** begin **

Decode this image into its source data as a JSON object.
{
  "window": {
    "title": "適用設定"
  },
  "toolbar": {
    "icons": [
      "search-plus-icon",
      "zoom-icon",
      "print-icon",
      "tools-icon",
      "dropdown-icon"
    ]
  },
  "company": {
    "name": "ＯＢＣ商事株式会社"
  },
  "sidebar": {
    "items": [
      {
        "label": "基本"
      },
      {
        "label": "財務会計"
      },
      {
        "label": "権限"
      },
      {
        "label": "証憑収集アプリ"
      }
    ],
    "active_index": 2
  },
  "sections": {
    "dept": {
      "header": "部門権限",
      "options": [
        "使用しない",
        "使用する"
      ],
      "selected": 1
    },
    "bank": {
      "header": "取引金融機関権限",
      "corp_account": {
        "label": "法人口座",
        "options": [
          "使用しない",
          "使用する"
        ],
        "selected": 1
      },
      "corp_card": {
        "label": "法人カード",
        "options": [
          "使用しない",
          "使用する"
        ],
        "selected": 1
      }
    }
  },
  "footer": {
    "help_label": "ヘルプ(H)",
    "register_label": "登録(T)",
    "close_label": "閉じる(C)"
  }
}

** end **

Output all of the data again. Match it exactly.

Decode this image into its source data as a JSON object.
{
  "window": {
    "title": "適用設定"
  },
  "toolbar": {
    "icons": [
      "search-plus-icon",
      "zoom-icon",
      "print-icon",
      "tools-icon",
      "dropdown-icon"
    ]
  },
  "company": {
    "name": "ＯＢＣ商事株式会社"
  },
  "sidebar": {
    "items": [
      {
        "label": "基本"
      },
      {
        "label": "財務会計"
      },
      {
        "label": "権限"
      },
      {
        "label": "証憑収集アプリ"
      }
    ],
    "active_index": 2
  },
  "sections": {
    "dept": {
      "header": "部門権限",
      "options": [
        "使用しない",
        "使用する"
      ],
      "selected": 1
    },
    "bank": {
      "header": "取引金融機関権限",
      "corp_account": {
        "label": "法人口座",
        "options": [
          "使用しない",
          "使用する"
        ],
        "selected": 1
      },
      "corp_card": {
        "label": "法人カード",
        "options": [
          "使用しない",
          "使用する"
        ],
        "selected": 1
      }
    }
  },
  "footer": {
    "help_label": "ヘルプ(H)",
    "register_label": "登録(T)",
    "close_label": "閉じる(C)"
  }
}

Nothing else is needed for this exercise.